What the task asks
Filter the entries and keep only the lines where the string "корней" appears.

Provided information

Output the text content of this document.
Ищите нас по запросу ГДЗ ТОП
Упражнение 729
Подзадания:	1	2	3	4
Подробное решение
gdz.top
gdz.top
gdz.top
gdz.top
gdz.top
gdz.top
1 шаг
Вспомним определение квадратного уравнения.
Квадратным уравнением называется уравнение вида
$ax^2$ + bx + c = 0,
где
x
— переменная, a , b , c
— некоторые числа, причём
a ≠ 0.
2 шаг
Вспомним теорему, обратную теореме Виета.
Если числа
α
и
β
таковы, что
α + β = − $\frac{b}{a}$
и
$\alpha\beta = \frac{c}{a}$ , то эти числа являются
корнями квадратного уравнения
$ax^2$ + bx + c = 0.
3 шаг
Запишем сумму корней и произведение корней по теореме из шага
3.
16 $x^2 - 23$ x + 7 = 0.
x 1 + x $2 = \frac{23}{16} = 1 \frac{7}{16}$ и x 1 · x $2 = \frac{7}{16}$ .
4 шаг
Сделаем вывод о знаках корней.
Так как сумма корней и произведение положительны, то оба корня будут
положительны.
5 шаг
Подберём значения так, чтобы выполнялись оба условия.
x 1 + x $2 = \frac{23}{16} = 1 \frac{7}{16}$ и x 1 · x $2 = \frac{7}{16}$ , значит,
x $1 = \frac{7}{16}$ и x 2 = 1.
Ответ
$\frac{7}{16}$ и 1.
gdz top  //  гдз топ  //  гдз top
---
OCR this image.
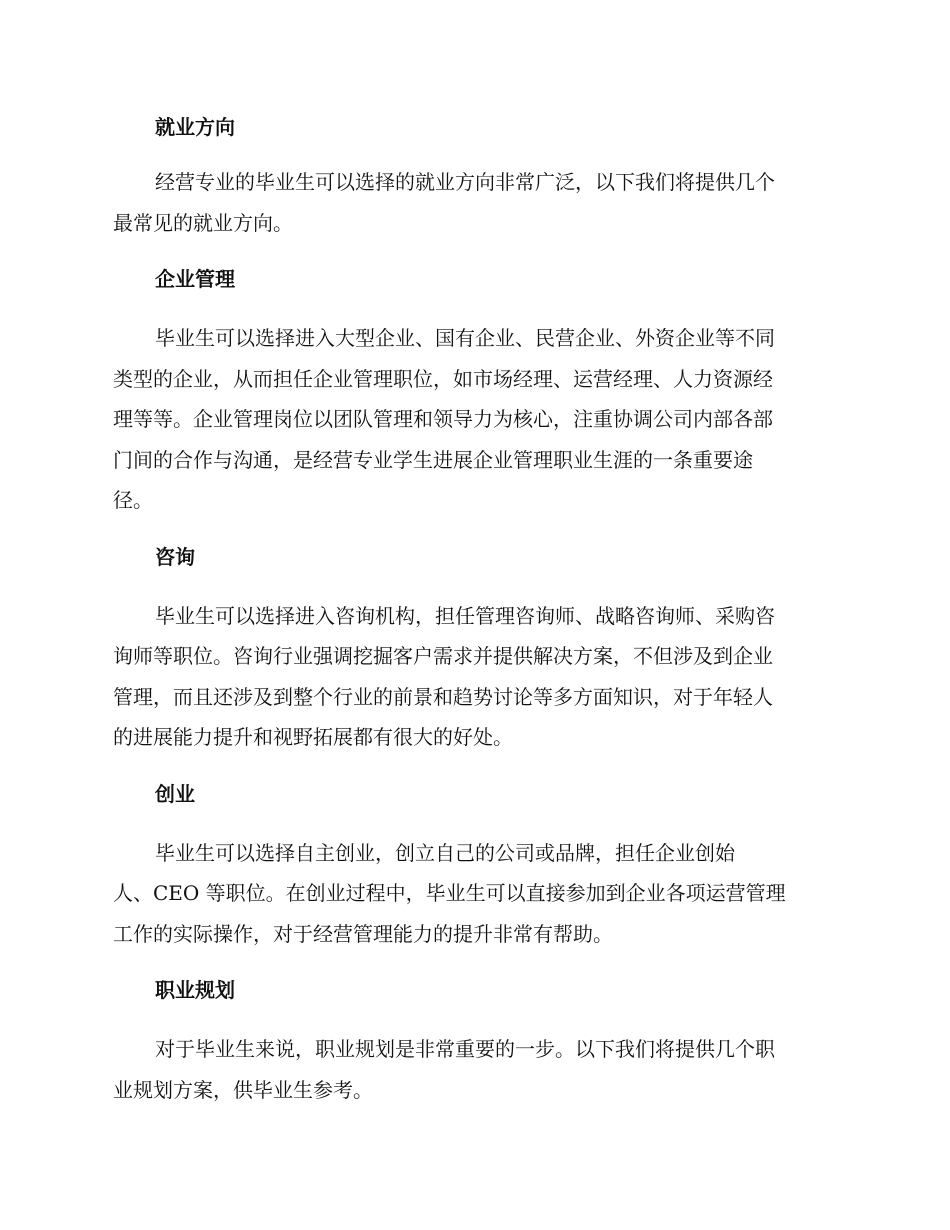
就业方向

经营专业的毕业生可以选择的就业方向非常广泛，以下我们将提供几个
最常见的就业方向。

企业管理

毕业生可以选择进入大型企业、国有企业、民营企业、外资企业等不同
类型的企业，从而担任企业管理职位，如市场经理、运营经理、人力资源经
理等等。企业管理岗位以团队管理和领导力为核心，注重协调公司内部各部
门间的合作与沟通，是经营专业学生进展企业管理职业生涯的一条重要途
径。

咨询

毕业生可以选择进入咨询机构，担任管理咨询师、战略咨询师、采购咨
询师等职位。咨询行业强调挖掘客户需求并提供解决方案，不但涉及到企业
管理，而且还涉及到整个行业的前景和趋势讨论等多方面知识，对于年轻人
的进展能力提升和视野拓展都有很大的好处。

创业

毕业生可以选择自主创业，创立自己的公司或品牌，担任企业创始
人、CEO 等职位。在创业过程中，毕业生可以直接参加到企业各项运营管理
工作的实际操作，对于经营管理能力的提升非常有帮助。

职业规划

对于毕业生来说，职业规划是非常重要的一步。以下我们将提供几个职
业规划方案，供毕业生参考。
---
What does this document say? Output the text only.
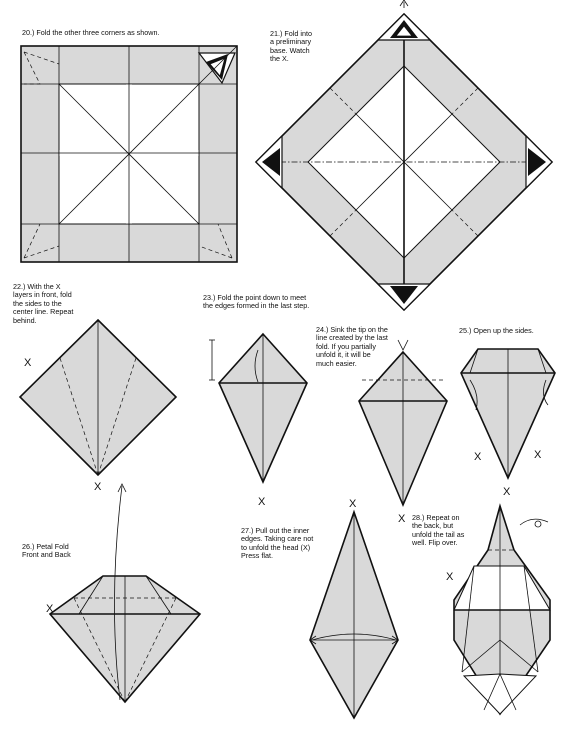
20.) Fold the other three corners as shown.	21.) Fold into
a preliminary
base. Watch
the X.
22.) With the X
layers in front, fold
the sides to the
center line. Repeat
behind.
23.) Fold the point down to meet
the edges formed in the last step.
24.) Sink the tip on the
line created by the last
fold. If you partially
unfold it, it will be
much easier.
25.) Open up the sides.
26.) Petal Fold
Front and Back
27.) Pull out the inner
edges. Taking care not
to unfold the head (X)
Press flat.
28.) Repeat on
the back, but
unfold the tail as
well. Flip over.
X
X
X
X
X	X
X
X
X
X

Output for this exercise
Запишем сумму корней и произведение корней по теореме из шага
Сделаем вывод о знаках корней.
Так как сумма корней и произведение положительны, то оба корня будут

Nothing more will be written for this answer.